Data shown:
=====

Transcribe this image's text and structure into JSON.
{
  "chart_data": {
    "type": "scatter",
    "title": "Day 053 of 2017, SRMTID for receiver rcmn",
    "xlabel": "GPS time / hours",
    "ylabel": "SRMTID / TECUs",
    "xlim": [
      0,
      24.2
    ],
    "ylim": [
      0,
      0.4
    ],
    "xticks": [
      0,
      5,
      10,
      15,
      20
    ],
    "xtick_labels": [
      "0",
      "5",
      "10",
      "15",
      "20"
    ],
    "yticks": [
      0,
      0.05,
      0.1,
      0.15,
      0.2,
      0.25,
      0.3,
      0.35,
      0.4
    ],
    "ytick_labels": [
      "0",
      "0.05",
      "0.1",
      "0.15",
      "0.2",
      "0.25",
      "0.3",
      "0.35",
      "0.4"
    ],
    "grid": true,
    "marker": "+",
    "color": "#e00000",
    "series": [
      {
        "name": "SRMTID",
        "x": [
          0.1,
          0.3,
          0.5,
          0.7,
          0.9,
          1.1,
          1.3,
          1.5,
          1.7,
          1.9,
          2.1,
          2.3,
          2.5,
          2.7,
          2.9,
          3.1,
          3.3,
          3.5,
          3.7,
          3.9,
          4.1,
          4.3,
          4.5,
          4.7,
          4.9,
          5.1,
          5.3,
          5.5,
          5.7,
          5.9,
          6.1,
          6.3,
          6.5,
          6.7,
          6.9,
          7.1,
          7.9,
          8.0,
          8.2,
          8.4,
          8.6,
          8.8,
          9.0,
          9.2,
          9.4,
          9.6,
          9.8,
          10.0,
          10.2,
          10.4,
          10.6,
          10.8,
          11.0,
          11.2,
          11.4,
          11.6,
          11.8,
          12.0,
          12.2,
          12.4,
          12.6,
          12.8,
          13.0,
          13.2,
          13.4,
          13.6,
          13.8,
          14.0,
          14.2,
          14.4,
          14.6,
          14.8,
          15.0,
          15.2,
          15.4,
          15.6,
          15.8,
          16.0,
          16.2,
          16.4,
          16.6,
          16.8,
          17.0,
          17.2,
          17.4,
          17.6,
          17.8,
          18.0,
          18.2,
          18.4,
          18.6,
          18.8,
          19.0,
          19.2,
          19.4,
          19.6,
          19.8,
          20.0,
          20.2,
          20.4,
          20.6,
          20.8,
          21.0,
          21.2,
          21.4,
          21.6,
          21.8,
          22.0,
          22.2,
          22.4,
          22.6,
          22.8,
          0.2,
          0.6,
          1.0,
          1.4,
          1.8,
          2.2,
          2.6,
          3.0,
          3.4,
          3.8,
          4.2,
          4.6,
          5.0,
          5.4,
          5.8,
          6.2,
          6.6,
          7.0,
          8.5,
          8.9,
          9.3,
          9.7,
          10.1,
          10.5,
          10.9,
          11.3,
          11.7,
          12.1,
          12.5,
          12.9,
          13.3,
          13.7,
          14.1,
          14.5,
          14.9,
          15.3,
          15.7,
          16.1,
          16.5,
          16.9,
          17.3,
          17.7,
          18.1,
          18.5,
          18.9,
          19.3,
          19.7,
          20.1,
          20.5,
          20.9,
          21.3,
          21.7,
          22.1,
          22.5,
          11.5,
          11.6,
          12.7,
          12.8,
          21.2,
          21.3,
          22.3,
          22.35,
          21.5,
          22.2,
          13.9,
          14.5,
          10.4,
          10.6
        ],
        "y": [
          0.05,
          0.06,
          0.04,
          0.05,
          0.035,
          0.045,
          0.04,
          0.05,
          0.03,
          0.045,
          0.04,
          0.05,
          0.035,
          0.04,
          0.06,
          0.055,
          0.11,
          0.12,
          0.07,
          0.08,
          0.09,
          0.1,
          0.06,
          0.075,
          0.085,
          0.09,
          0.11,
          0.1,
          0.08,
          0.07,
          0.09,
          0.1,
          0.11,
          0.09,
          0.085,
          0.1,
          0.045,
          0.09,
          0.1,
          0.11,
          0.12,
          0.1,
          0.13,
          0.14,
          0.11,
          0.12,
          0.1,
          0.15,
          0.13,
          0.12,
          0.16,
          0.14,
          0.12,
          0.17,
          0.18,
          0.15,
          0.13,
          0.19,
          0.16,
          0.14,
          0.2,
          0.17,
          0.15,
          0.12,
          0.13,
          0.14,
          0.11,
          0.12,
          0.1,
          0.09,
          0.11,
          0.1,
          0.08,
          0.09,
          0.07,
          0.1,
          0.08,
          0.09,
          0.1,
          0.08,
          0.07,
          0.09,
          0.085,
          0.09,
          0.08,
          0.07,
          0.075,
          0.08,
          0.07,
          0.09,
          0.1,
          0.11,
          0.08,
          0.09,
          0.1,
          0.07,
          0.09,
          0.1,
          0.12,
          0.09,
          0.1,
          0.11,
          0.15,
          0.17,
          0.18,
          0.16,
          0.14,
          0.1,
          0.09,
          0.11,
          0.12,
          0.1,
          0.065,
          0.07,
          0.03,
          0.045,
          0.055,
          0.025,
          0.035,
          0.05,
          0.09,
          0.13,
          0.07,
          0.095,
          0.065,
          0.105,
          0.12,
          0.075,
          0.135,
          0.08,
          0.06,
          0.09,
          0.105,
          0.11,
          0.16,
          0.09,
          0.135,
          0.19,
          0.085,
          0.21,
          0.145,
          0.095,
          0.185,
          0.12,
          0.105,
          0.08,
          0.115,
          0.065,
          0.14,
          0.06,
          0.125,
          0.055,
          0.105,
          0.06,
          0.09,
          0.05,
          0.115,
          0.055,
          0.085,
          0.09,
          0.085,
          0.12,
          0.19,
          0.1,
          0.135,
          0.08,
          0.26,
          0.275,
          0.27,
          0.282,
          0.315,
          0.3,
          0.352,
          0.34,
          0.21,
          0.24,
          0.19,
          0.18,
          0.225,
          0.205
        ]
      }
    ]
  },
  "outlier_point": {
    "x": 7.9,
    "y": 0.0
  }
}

=====

Given request: What is needed here is an exact reproduction of all the entries.

Result of this exercise:
Transcribe this image's text and structure into JSON.
{
  "chart_data": {
    "type": "scatter",
    "title": "Day 053 of 2017, SRMTID for receiver rcmn",
    "xlabel": "GPS time / hours",
    "ylabel": "SRMTID / TECUs",
    "xlim": [
      0,
      24.2
    ],
    "ylim": [
      0,
      0.4
    ],
    "xticks": [
      0,
      5,
      10,
      15,
      20
    ],
    "xtick_labels": [
      "0",
      "5",
      "10",
      "15",
      "20"
    ],
    "yticks": [
      0,
      0.05,
      0.1,
      0.15,
      0.2,
      0.25,
      0.3,
      0.35,
      0.4
    ],
    "ytick_labels": [
      "0",
      "0.05",
      "0.1",
      "0.15",
      "0.2",
      "0.25",
      "0.3",
      "0.35",
      "0.4"
    ],
    "grid": true,
    "marker": "+",
    "color": "#e00000",
    "series": [
      {
        "name": "SRMTID",
        "x": [
          0.1,
          0.3,
          0.5,
          0.7,
          0.9,
          1.1,
          1.3,
          1.5,
          1.7,
          1.9,
          2.1,
          2.3,
          2.5,
          2.7,
          2.9,
          3.1,
          3.3,
          3.5,
          3.7,
          3.9,
          4.1,
          4.3,
          4.5,
          4.7,
          4.9,
          5.1,
          5.3,
          5.5,
          5.7,
          5.9,
          6.1,
          6.3,
          6.5,
          6.7,
          6.9,
          7.1,
          7.9,
          8.0,
          8.2,
          8.4,
          8.6,
          8.8,
          9.0,
          9.2,
          9.4,
          9.6,
          9.8,
          10.0,
          10.2,
          10.4,
          10.6,
          10.8,
          11.0,
          11.2,
          11.4,
          11.6,
          11.8,
          12.0,
          12.2,
          12.4,
          12.6,
          12.8,
          13.0,
          13.2,
          13.4,
          13.6,
          13.8,
          14.0,
          14.2,
          14.4,
          14.6,
          14.8,
          15.0,
          15.2,
          15.4,
          15.6,
          15.8,
          16.0,
          16.2,
          16.4,
          16.6,
          16.8,
          17.0,
          17.2,
          17.4,
          17.6,
          17.8,
          18.0,
          18.2,
          18.4,
          18.6,
          18.8,
          19.0,
          19.2,
          19.4,
          19.6,
          19.8,
          20.0,
          20.2,
          20.4,
          20.6,
          20.8,
          21.0,
          21.2,
          21.4,
          21.6,
          21.8,
          22.0,
          22.2,
          22.4,
          22.6,
          22.8,
          0.2,
          0.6,
          1.0,
          1.4,
          1.8,
          2.2,
          2.6,
          3.0,
          3.4,
          3.8,
          4.2,
          4.6,
          5.0,
          5.4,
          5.8,
          6.2,
          6.6,
          7.0,
          8.5,
          8.9,
          9.3,
          9.7,
          10.1,
          10.5,
          10.9,
          11.3,
          11.7,
          12.1,
          12.5,
          12.9,
          13.3,
          13.7,
          14.1,
          14.5,
          14.9,
          15.3,
          15.7,
          16.1,
          16.5,
          16.9,
          17.3,
          17.7,
          18.1,
          18.5,
          18.9,
          19.3,
          19.7,
          20.1,
          20.5,
          20.9,
          21.3,
          21.7,
          22.1,
          22.5,
          11.5,
          11.6,
          12.7,
          12.8,
          21.2,
          21.3,
          22.3,
          22.35,
          21.5,
          22.2,
          13.9,
          14.5,
          10.4,
          10.6
        ],
        "y": [
          0.05,
          0.06,
          0.04,
          0.05,
          0.035,
          0.045,
          0.04,
          0.05,
          0.03,
          0.045,
          0.04,
          0.05,
          0.035,
          0.04,
          0.06,
          0.055,
          0.11,
          0.12,
          0.07,
          0.08,
          0.09,
          0.1,
          0.06,
          0.075,
          0.085,
          0.09,
          0.11,
          0.1,
          0.08,
          0.07,
          0.09,
          0.1,
          0.11,
          0.09,
          0.085,
          0.1,
          0.045,
          0.09,
          0.1,
          0.11,
          0.12,
          0.1,
          0.13,
          0.14,
          0.11,
          0.12,
          0.1,
          0.15,
          0.13,
          0.12,
          0.16,
          0.14,
          0.12,
          0.17,
          0.18,
          0.15,
          0.13,
          0.19,
          0.16,
          0.14,
          0.2,
          0.17,
          0.15,
          0.12,
          0.13,
          0.14,
          0.11,
          0.12,
          0.1,
          0.09,
          0.11,
          0.1,
          0.08,
          0.09,
          0.07,
          0.1,
          0.08,
          0.09,
          0.1,
          0.08,
          0.07,
          0.09,
          0.085,
          0.09,
          0.08,
          0.07,
          0.075,
          0.08,
          0.07,
          0.09,
          0.1,
          0.11,
          0.08,
          0.09,
          0.1,
          0.07,
          0.09,
          0.1,
          0.12,
          0.09,
          0.1,
          0.11,
          0.15,
          0.17,
          0.18,
          0.16,
          0.14,
          0.1,
          0.09,
          0.11,
          0.12,
          0.1,
          0.065,
          0.07,
          0.03,
          0.045,
          0.055,
          0.025,
          0.035,
          0.05,
          0.09,
          0.13,
          0.07,
          0.095,
          0.065,
          0.105,
          0.12,
          0.075,
          0.135,
          0.08,
          0.06,
          0.09,
          0.105,
          0.11,
          0.16,
          0.09,
          0.135,
          0.19,
          0.085,
          0.21,
          0.145,
          0.095,
          0.185,
          0.12,
          0.105,
          0.08,
          0.115,
          0.065,
          0.14,
          0.06,
          0.125,
          0.055,
          0.105,
          0.06,
          0.09,
          0.05,
          0.115,
          0.055,
          0.085,
          0.09,
          0.085,
          0.12,
          0.19,
          0.1,
          0.135,
          0.08,
          0.26,
          0.275,
          0.27,
          0.282,
          0.315,
          0.3,
          0.352,
          0.34,
          0.21,
          0.24,
          0.19,
          0.18,
          0.225,
          0.205
        ]
      }
    ]
  },
  "outlier_point": {
    "x": 7.9,
    "y": 0.0
  }
}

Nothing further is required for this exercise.